- Goal: Write out every record below exactly as it appears.

Data extracted from a collection:
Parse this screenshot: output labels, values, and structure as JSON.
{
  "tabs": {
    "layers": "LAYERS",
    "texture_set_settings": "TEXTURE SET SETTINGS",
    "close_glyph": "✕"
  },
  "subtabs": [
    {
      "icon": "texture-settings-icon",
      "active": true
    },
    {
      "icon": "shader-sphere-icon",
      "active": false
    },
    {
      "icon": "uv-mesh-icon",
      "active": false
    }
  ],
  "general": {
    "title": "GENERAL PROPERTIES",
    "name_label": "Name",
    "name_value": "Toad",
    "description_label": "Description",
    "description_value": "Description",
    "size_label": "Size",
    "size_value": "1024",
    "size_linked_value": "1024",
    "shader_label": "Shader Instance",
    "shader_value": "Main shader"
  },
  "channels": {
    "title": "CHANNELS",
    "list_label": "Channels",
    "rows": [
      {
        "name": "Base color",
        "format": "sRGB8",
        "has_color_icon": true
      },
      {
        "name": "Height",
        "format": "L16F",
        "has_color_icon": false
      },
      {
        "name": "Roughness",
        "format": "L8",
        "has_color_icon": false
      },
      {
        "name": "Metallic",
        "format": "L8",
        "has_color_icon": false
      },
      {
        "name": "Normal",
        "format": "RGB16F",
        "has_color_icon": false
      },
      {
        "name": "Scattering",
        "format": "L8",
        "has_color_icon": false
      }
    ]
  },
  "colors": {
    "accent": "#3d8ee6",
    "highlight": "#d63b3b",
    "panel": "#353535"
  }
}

- Exercise output:
Parse this screenshot: output labels, values, and structure as JSON.
{
  "tabs": {
    "layers": "LAYERS",
    "texture_set_settings": "TEXTURE SET SETTINGS",
    "close_glyph": "✕"
  },
  "subtabs": [
    {
      "icon": "texture-settings-icon",
      "active": true
    },
    {
      "icon": "shader-sphere-icon",
      "active": false
    },
    {
      "icon": "uv-mesh-icon",
      "active": false
    }
  ],
  "general": {
    "title": "GENERAL PROPERTIES",
    "name_label": "Name",
    "name_value": "Toad",
    "description_label": "Description",
    "description_value": "Description",
    "size_label": "Size",
    "size_value": "1024",
    "size_linked_value": "1024",
    "shader_label": "Shader Instance",
    "shader_value": "Main shader"
  },
  "channels": {
    "title": "CHANNELS",
    "list_label": "Channels",
    "rows": [
      {
        "name": "Base color",
        "format": "sRGB8",
        "has_color_icon": true
      },
      {
        "name": "Height",
        "format": "L16F",
        "has_color_icon": false
      },
      {
        "name": "Roughness",
        "format": "L8",
        "has_color_icon": false
      },
      {
        "name": "Metallic",
        "format": "L8",
        "has_color_icon": false
      },
      {
        "name": "Normal",
        "format": "RGB16F",
        "has_color_icon": false
      },
      {
        "name": "Scattering",
        "format": "L8",
        "has_color_icon": false
      }
    ]
  },
  "colors": {
    "accent": "#3d8ee6",
    "highlight": "#d63b3b",
    "panel": "#353535"
  }
}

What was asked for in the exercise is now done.